*To do*: Recast the part of the material below that opens with the line containing "window-subtitle: For.吾爱破解 xyxy=(143,8,213,22)" and closes with the line containing "logo-main-text: 吾爱破解 xyxy=(691,511,844,553)", both included, as a Markdown table with the columns Row and Entry. Number each line in order and leave out blank lines.

*Excerpted records*:

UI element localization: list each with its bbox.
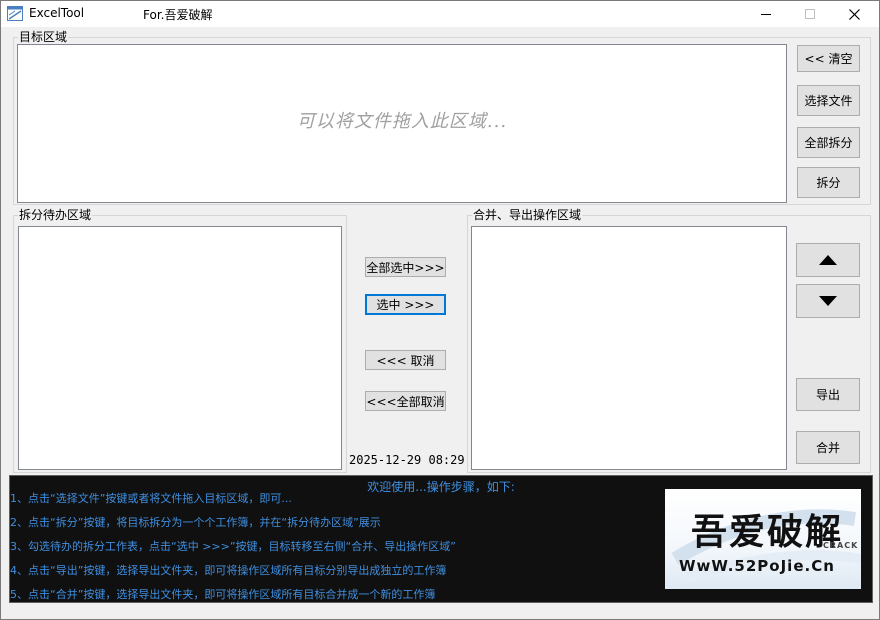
window-subtitle: For.吾爱破解 xyxy=(143,8,213,22)
move-up-button[interactable] xyxy=(796,243,860,277)
instruction-step: 2、点击“拆分”按键，将目标拆分为一个个工作簿，并在“拆分待办区域”展示 xyxy=(10,516,381,529)
minimize-button[interactable] xyxy=(743,1,789,27)
select-file-button[interactable]: 选择文件 xyxy=(797,85,860,116)
instruction-step: 3、勾选待办的拆分工作表，点击“选中 >>>”按键，目标转移至右侧“合并、导出操… xyxy=(10,540,456,553)
target-area-label: 目标区域 xyxy=(18,30,69,44)
split-button[interactable]: 拆分 xyxy=(797,167,860,198)
export-button[interactable]: 导出 xyxy=(796,378,860,411)
instructions-console: 欢迎使用...操作步骤，如下: 1、点击“选择文件”按键或者将文件拖入目标区域，… xyxy=(9,475,873,603)
close-button[interactable] xyxy=(831,1,877,27)
clear-button[interactable]: << 清空 xyxy=(797,45,860,72)
minimize-icon xyxy=(761,14,771,15)
app-title: ExcelTool xyxy=(29,6,85,20)
instruction-step: 1、点击“选择文件”按键或者将文件拖入目标区域，即可... xyxy=(10,492,292,505)
title-bar[interactable]: ExcelTool For.吾爱破解 xyxy=(1,1,879,27)
drop-hint-text: 可以将文件拖入此区域... xyxy=(296,111,508,132)
maximize-icon xyxy=(805,9,815,19)
instruction-step: 4、点击“导出”按键，选择导出文件夹，即可将操作区域所有目标分别导出成独立的工作… xyxy=(10,564,447,577)
logo-main-text: 吾爱破解 xyxy=(691,511,844,553)
split-all-button[interactable]: 全部拆分 xyxy=(797,127,860,158)
operation-list[interactable] xyxy=(471,226,787,470)
pending-area-label: 拆分待办区域 xyxy=(18,208,93,222)
select-button[interactable]: 选中 >>> xyxy=(365,294,446,315)
logo-crack-text: CRACK xyxy=(823,541,859,550)
triangle-up-icon xyxy=(819,255,837,265)
triangle-down-icon xyxy=(819,296,837,306)
operation-area-label: 合并、导出操作区域 xyxy=(472,208,583,222)
close-icon xyxy=(848,8,860,20)
pending-list[interactable] xyxy=(18,226,342,470)
logo-url-text: WwW.52PoJie.Cn xyxy=(679,557,835,575)
cancel-button[interactable]: <<< 取消 xyxy=(365,350,446,370)
excel-tool-icon xyxy=(7,6,23,21)
datetime-display: 2025-12-29 08:29 xyxy=(349,453,465,467)
instruction-step: 5、点击“合并”按键，选择导出文件夹，即可将操作区域所有目标合并成一个新的工作簿 xyxy=(10,588,436,601)
cancel-all-button[interactable]: <<<全部取消 xyxy=(365,391,446,411)
maximize-button[interactable] xyxy=(787,1,833,27)
app-window: ExcelTool For.吾爱破解 目标区域 可以将文件拖入此区域... <<… xyxy=(0,0,880,620)
52pojie-logo: 吾爱破解 CRACK WwW.52PoJie.Cn xyxy=(665,489,861,589)
merge-button[interactable]: 合并 xyxy=(796,431,860,464)
select-all-button[interactable]: 全部选中>>> xyxy=(365,257,446,277)
move-down-button[interactable] xyxy=(796,284,860,318)
target-drop-zone[interactable]: 可以将文件拖入此区域... xyxy=(17,44,787,203)
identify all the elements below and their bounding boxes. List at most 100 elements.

*Worked solution*:
| Row | Entry |
|---|---|
| 1 | window-subtitle: For.吾爱破解 xyxy=(143,8,213,22) |
| 2 | move-up-button[interactable] xyxy=(796,243,860,277) |
| 3 | instruction-step: 2、点击“拆分”按键，将目标拆分为一个个工作簿，并在“拆分待办区域”展示 xyxy=(10,516,381,529) |
| 4 | minimize-button[interactable] xyxy=(743,1,789,27) |
| 5 | select-file-button[interactable]: 选择文件 xyxy=(797,85,860,116) |
| 6 | instruction-step: 3、勾选待办的拆分工作表，点击“选中 >>>”按键，目标转移至右侧“合并、导出操… xyxy=(10,540,456,553) |
| 7 | target-area-label: 目标区域 xyxy=(18,30,69,44) |
| 8 | split-button[interactable]: 拆分 xyxy=(797,167,860,198) |
| 9 | export-button[interactable]: 导出 xyxy=(796,378,860,411) |
| 10 | instructions-console: 欢迎使用...操作步骤，如下: 1、点击“选择文件”按键或者将文件拖入目标区域，… xyxy=(9,475,873,603) |
| 11 | close-button[interactable] xyxy=(831,1,877,27) |
| 12 | clear-button[interactable]: << 清空 xyxy=(797,45,860,72) |
| 13 | minimize-icon xyxy=(761,14,771,15) |
| 14 | app-title: ExcelTool xyxy=(29,6,85,20) |
| 15 | instruction-step: 1、点击“选择文件”按键或者将文件拖入目标区域，即可... xyxy=(10,492,292,505) |
| 16 | title-bar[interactable]: ExcelTool For.吾爱破解 xyxy=(1,1,879,27) |
| 17 | drop-hint-text: 可以将文件拖入此区域... xyxy=(296,111,508,132) |
| 18 | maximize-icon xyxy=(805,9,815,19) |
| 19 | instruction-step: 4、点击“导出”按键，选择导出文件夹，即可将操作区域所有目标分别导出成独立的工作… xyxy=(10,564,447,577) |
| 20 | logo-main-text: 吾爱破解 xyxy=(691,511,844,553) |